(Figure record listings)
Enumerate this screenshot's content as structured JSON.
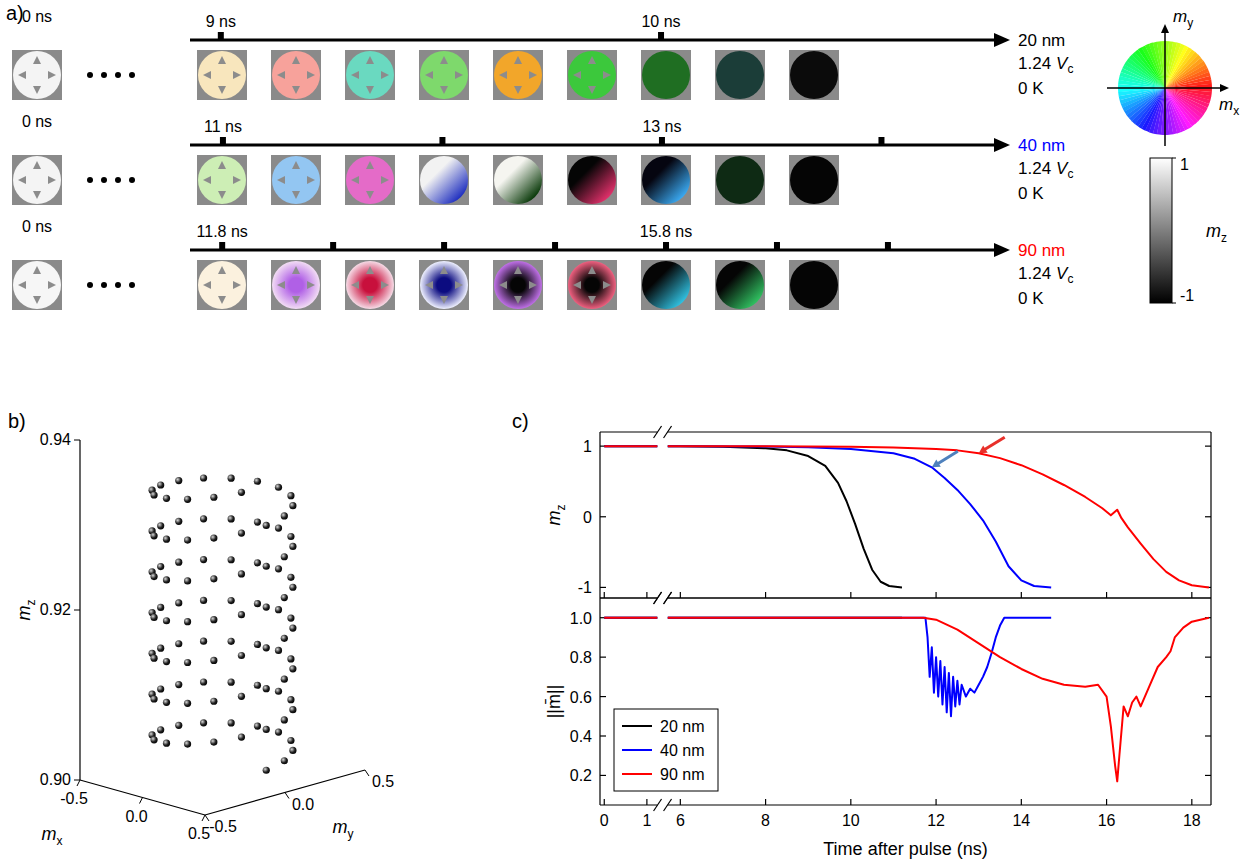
{
  "panel_labels": [
    "a)",
    "b)",
    "c)"
  ],
  "snapshots": {
    "rows": [
      {
        "start_label": "0 ns",
        "size_label": "20 nm",
        "size_color": "#000000",
        "voltage": "1.24",
        "voltage_unit": "V",
        "voltage_sub": "c",
        "temperature": "0 K",
        "xlim": [
          8.93,
          10.77
        ],
        "xticks": [
          {
            "value": 9,
            "label": "9 ns"
          },
          {
            "value": 10,
            "label": "10 ns"
          }
        ],
        "initial": {
          "fill": "#f4f4f4"
        },
        "frames": [
          {
            "fill": "#f8e6bd"
          },
          {
            "fill": "#f7a29b"
          },
          {
            "fill": "#6ad9c0"
          },
          {
            "fill": "#7ed96c"
          },
          {
            "fill": "#f2a62a"
          },
          {
            "fill": "#3cc83c"
          },
          {
            "fill": "#1f6e22"
          },
          {
            "fill": "#1b3d38"
          },
          {
            "fill": "#0b0b0b"
          }
        ]
      },
      {
        "start_label": "0 ns",
        "size_label": "40 nm",
        "size_color": "#0000ff",
        "voltage": "1.24",
        "voltage_unit": "V",
        "voltage_sub": "c",
        "temperature": "0 K",
        "xlim": [
          10.85,
          14.54
        ],
        "xticks": [
          {
            "value": 11,
            "label": "11 ns"
          },
          {
            "value": 12,
            "label": null
          },
          {
            "value": 13,
            "label": "13 ns"
          },
          {
            "value": 14,
            "label": null
          }
        ],
        "initial": {
          "fill": "#f4f4f4"
        },
        "frames": [
          {
            "fill": "#cdeeb5"
          },
          {
            "fill": "#93c6f2"
          },
          {
            "fill": "#e46bc8"
          },
          {
            "fill": "#f2f2f2",
            "gradient": "#2030c0"
          },
          {
            "fill": "#f5f5f0",
            "gradient": "#0a3a0a"
          },
          {
            "fill": "#050505",
            "gradient": "#e0306a"
          },
          {
            "fill": "#050510",
            "gradient": "#3aa8f0"
          },
          {
            "fill": "#0e2a14"
          },
          {
            "fill": "#050505"
          }
        ]
      },
      {
        "start_label": "0 ns",
        "size_label": "90 nm",
        "size_color": "#ff0000",
        "voltage": "1.24",
        "voltage_unit": "V",
        "voltage_sub": "c",
        "temperature": "0 K",
        "xlim": [
          11.51,
          18.81
        ],
        "xticks": [
          {
            "value": 11.8,
            "label": "11.8 ns"
          },
          {
            "value": 12.8,
            "label": null
          },
          {
            "value": 13.8,
            "label": null
          },
          {
            "value": 14.8,
            "label": null
          },
          {
            "value": 15.8,
            "label": "15.8 ns"
          },
          {
            "value": 16.8,
            "label": null
          },
          {
            "value": 17.8,
            "label": null
          }
        ],
        "initial": {
          "fill": "#f6f6f6"
        },
        "frames": [
          {
            "fill": "#fbf1de"
          },
          {
            "fill": "#f2dcf4",
            "core": "#b060e6"
          },
          {
            "fill": "#f6dbe6",
            "core": "#c8103c"
          },
          {
            "fill": "#eef0ff",
            "core": "#0c0c80"
          },
          {
            "fill": "#c070e8",
            "core": "#050505"
          },
          {
            "fill": "#f06080",
            "core": "#050505"
          },
          {
            "fill": "#050505",
            "gradient": "#30c0e0"
          },
          {
            "fill": "#050505",
            "gradient": "#30c060"
          },
          {
            "fill": "#050505"
          }
        ]
      }
    ],
    "color_wheel": {
      "x_label": {
        "base": "m",
        "sub": "x"
      },
      "y_label": {
        "base": "m",
        "sub": "y"
      }
    },
    "color_bar": {
      "label": {
        "base": "m",
        "sub": "z"
      },
      "range": [
        -1,
        1
      ],
      "ticks": [
        1,
        -1
      ]
    }
  },
  "chart_data": [
    {
      "type": "scatter3d",
      "color": "#222222",
      "marker": "circle",
      "x_label": {
        "base": "m",
        "sub": "x"
      },
      "y_label": {
        "base": "m",
        "sub": "y"
      },
      "z_label": {
        "base": "m",
        "sub": "z"
      },
      "xlim": [
        -0.5,
        0.5
      ],
      "ylim": [
        -0.5,
        0.5
      ],
      "zlim": [
        0.9,
        0.94
      ],
      "xticks": [
        -0.5,
        {
          "value": 0,
          "label": "0.0"
        },
        0.5
      ],
      "yticks": [
        -0.5,
        {
          "value": 0,
          "label": "0.0"
        },
        0.5
      ],
      "zticks": [
        {
          "value": 0.9,
          "label": "0.90"
        },
        0.92,
        0.94
      ],
      "x": [
        0.35,
        0.323,
        0.247,
        0.134,
        0,
        -0.134,
        -0.247,
        -0.323,
        -0.35,
        -0.323,
        -0.247,
        -0.134,
        0,
        0.134,
        0.247,
        0.323,
        0.35,
        0.323,
        0.247,
        0.134,
        0,
        -0.134,
        -0.247,
        -0.323,
        -0.35,
        -0.323,
        -0.247,
        -0.134,
        0,
        0.134,
        0.247,
        0.323,
        0.35,
        0.323,
        0.247,
        0.134,
        0,
        -0.134,
        -0.247,
        -0.323,
        -0.35,
        -0.323,
        -0.247,
        -0.134,
        0,
        0.134,
        0.247,
        0.323,
        0.35,
        0.323,
        0.247,
        0.134,
        0,
        -0.134,
        -0.247,
        -0.323,
        -0.35,
        -0.323,
        -0.247,
        -0.134,
        0,
        0.134,
        0.247,
        0.323,
        0.35,
        0.323,
        0.247,
        0.134,
        0,
        -0.134,
        -0.247,
        -0.323,
        -0.35,
        -0.323,
        -0.247,
        -0.134,
        0,
        0.134,
        0.247,
        0.323,
        0.35,
        0.323,
        0.247,
        0.134,
        0,
        -0.134,
        -0.247,
        -0.323,
        -0.35,
        -0.323,
        -0.247,
        -0.134,
        0,
        0.134,
        0.247,
        0.323,
        0.35,
        0.323,
        0.247,
        0.134,
        0,
        -0.134,
        -0.247,
        -0.323,
        -0.35,
        -0.323,
        -0.247,
        -0.134,
        0,
        0.134,
        0.247,
        0.323
      ],
      "y": [
        0,
        0.134,
        0.247,
        0.323,
        0.35,
        0.323,
        0.247,
        0.134,
        0,
        -0.134,
        -0.247,
        -0.323,
        -0.35,
        -0.323,
        -0.247,
        -0.134,
        0,
        0.134,
        0.247,
        0.323,
        0.35,
        0.323,
        0.247,
        0.134,
        0,
        -0.134,
        -0.247,
        -0.323,
        -0.35,
        -0.323,
        -0.247,
        -0.134,
        0,
        0.134,
        0.247,
        0.323,
        0.35,
        0.323,
        0.247,
        0.134,
        0,
        -0.134,
        -0.247,
        -0.323,
        -0.35,
        -0.323,
        -0.247,
        -0.134,
        0,
        0.134,
        0.247,
        0.323,
        0.35,
        0.323,
        0.247,
        0.134,
        0,
        -0.134,
        -0.247,
        -0.323,
        -0.35,
        -0.323,
        -0.247,
        -0.134,
        0,
        0.134,
        0.247,
        0.323,
        0.35,
        0.323,
        0.247,
        0.134,
        0,
        -0.134,
        -0.247,
        -0.323,
        -0.35,
        -0.323,
        -0.247,
        -0.134,
        0,
        0.134,
        0.247,
        0.323,
        0.35,
        0.323,
        0.247,
        0.134,
        0,
        -0.134,
        -0.247,
        -0.323,
        -0.35,
        -0.323,
        -0.247,
        -0.134,
        0,
        0.134,
        0.247,
        0.323,
        0.35,
        0.323,
        0.247,
        0.134,
        0,
        -0.134,
        -0.247,
        -0.323,
        -0.35,
        -0.323,
        -0.247,
        -0.134
      ],
      "z": [
        0.902,
        0.9023,
        0.9026,
        0.9029,
        0.9032,
        0.9035,
        0.9038,
        0.9041,
        0.9044,
        0.9047,
        0.905,
        0.9053,
        0.9056,
        0.9059,
        0.9062,
        0.9065,
        0.9068,
        0.9071,
        0.9074,
        0.9077,
        0.908,
        0.9083,
        0.9086,
        0.9089,
        0.9092,
        0.9095,
        0.9098,
        0.9101,
        0.9104,
        0.9107,
        0.911,
        0.9113,
        0.9116,
        0.9119,
        0.9122,
        0.9125,
        0.9128,
        0.9131,
        0.9134,
        0.9137,
        0.914,
        0.9143,
        0.9146,
        0.9149,
        0.9152,
        0.9155,
        0.9158,
        0.9161,
        0.9164,
        0.9167,
        0.917,
        0.9173,
        0.9176,
        0.9179,
        0.9182,
        0.9185,
        0.9188,
        0.9191,
        0.9194,
        0.9197,
        0.92,
        0.9203,
        0.9206,
        0.9209,
        0.9212,
        0.9215,
        0.9218,
        0.9221,
        0.9224,
        0.9227,
        0.923,
        0.9233,
        0.9236,
        0.9239,
        0.9242,
        0.9245,
        0.9248,
        0.9251,
        0.9254,
        0.9257,
        0.926,
        0.9263,
        0.9266,
        0.9269,
        0.9272,
        0.9275,
        0.9278,
        0.9281,
        0.9284,
        0.9287,
        0.929,
        0.9293,
        0.9296,
        0.9299,
        0.9302,
        0.9305,
        0.9308,
        0.9311,
        0.9314,
        0.9317,
        0.932,
        0.9323,
        0.9326,
        0.9329,
        0.9332,
        0.9335,
        0.9338,
        0.9341,
        0.9344,
        0.9347,
        0.935,
        0.9353
      ]
    },
    {
      "type": "line",
      "y_label": {
        "base": "m",
        "sub": "z"
      },
      "xlim": [
        -0.1,
        18.45
      ],
      "x_break": [
        1.25,
        5.7
      ],
      "xticks": [
        0,
        1,
        6,
        8,
        10,
        12,
        14,
        16,
        18
      ],
      "ylim": [
        -1.15,
        1.2
      ],
      "yticks": [
        -1,
        0,
        1
      ],
      "tick_labels": "y",
      "series": [
        {
          "color": "#000000",
          "x": [
            0,
            1.25,
            5.7,
            6,
            7,
            8,
            8.5,
            9,
            9.4,
            9.7,
            9.9,
            10.1,
            10.3,
            10.5,
            10.7,
            10.9,
            11.2
          ],
          "values": [
            1,
            1,
            1,
            1,
            0.99,
            0.97,
            0.94,
            0.86,
            0.72,
            0.48,
            0.22,
            -0.1,
            -0.45,
            -0.75,
            -0.92,
            -0.98,
            -1
          ]
        },
        {
          "color": "#0000ff",
          "x": [
            0,
            1.25,
            5.7,
            6,
            8,
            9,
            10,
            11,
            11.5,
            11.9,
            12.2,
            12.5,
            12.8,
            13.1,
            13.4,
            13.7,
            14,
            14.3,
            14.7
          ],
          "values": [
            1,
            1,
            1,
            1,
            0.995,
            0.985,
            0.96,
            0.9,
            0.82,
            0.7,
            0.55,
            0.38,
            0.18,
            -0.05,
            -0.35,
            -0.7,
            -0.9,
            -0.98,
            -1
          ]
        },
        {
          "color": "#ff0000",
          "x": [
            0,
            1.25,
            5.7,
            6,
            8,
            10,
            11,
            12,
            12.5,
            13,
            13.5,
            14,
            14.5,
            15,
            15.5,
            15.9,
            16.1,
            16.25,
            16.35,
            16.5,
            16.8,
            17.1,
            17.4,
            17.7,
            18,
            18.4
          ],
          "values": [
            1,
            1,
            1,
            1,
            0.998,
            0.99,
            0.98,
            0.96,
            0.94,
            0.9,
            0.83,
            0.73,
            0.6,
            0.45,
            0.28,
            0.12,
            0.02,
            0.1,
            -0.02,
            -0.15,
            -0.38,
            -0.6,
            -0.78,
            -0.9,
            -0.97,
            -1
          ]
        }
      ],
      "arrows": [
        {
          "x": 11.9,
          "y": 0.7,
          "color": "#4f81bd"
        },
        {
          "x": 13.0,
          "y": 0.9,
          "color": "#e8302a"
        }
      ]
    },
    {
      "type": "line",
      "x_label": "Time after pulse (ns)",
      "y_label": "||m̄||",
      "xlim": [
        -0.1,
        18.45
      ],
      "x_break": [
        1.25,
        5.7
      ],
      "xticks": [
        0,
        1,
        6,
        8,
        10,
        12,
        14,
        16,
        18
      ],
      "ylim": [
        0.05,
        1.1
      ],
      "yticks": [
        0.2,
        0.4,
        0.6,
        0.8,
        {
          "value": 1,
          "label": "1.0"
        }
      ],
      "legend": "lower left",
      "series": [
        {
          "name": "20 nm",
          "color": "#000000",
          "x": [
            0,
            1.25,
            5.7,
            11.2
          ],
          "values": [
            1,
            1,
            1,
            1
          ]
        },
        {
          "name": "40 nm",
          "color": "#0000ff",
          "x": [
            0,
            1.25,
            5.7,
            11.75,
            11.8,
            11.85,
            11.9,
            11.95,
            12,
            12.05,
            12.1,
            12.15,
            12.2,
            12.25,
            12.3,
            12.35,
            12.4,
            12.45,
            12.5,
            12.55,
            12.6,
            12.7,
            12.8,
            12.9,
            13,
            13.1,
            13.2,
            13.3,
            13.4,
            13.5,
            13.6,
            14.7
          ],
          "values": [
            1,
            1,
            1,
            1,
            0.9,
            0.7,
            0.85,
            0.62,
            0.8,
            0.6,
            0.78,
            0.56,
            0.75,
            0.52,
            0.72,
            0.5,
            0.7,
            0.55,
            0.68,
            0.56,
            0.66,
            0.6,
            0.64,
            0.62,
            0.66,
            0.7,
            0.75,
            0.82,
            0.9,
            0.96,
            1,
            1
          ]
        },
        {
          "name": "90 nm",
          "color": "#ff0000",
          "x": [
            0,
            1.25,
            5.7,
            11.7,
            12,
            12.5,
            13,
            13.5,
            14,
            14.5,
            15,
            15.5,
            15.8,
            16,
            16.1,
            16.2,
            16.25,
            16.3,
            16.4,
            16.5,
            16.6,
            16.7,
            16.8,
            17,
            17.2,
            17.4,
            17.5,
            17.6,
            17.8,
            18,
            18.4
          ],
          "values": [
            1,
            1,
            1,
            1,
            0.99,
            0.94,
            0.87,
            0.8,
            0.74,
            0.69,
            0.66,
            0.65,
            0.66,
            0.6,
            0.45,
            0.25,
            0.17,
            0.3,
            0.55,
            0.5,
            0.57,
            0.6,
            0.55,
            0.65,
            0.75,
            0.8,
            0.83,
            0.9,
            0.95,
            0.98,
            1
          ]
        }
      ]
    }
  ]
}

[DO THIS] Show the lines where the word "core" appears in the entries.

[EXERCISE RESULT]
            "core": "#b060e6"
            "core": "#c8103c"
            "core": "#0c0c80"
            "core": "#050505"
            "core": "#050505"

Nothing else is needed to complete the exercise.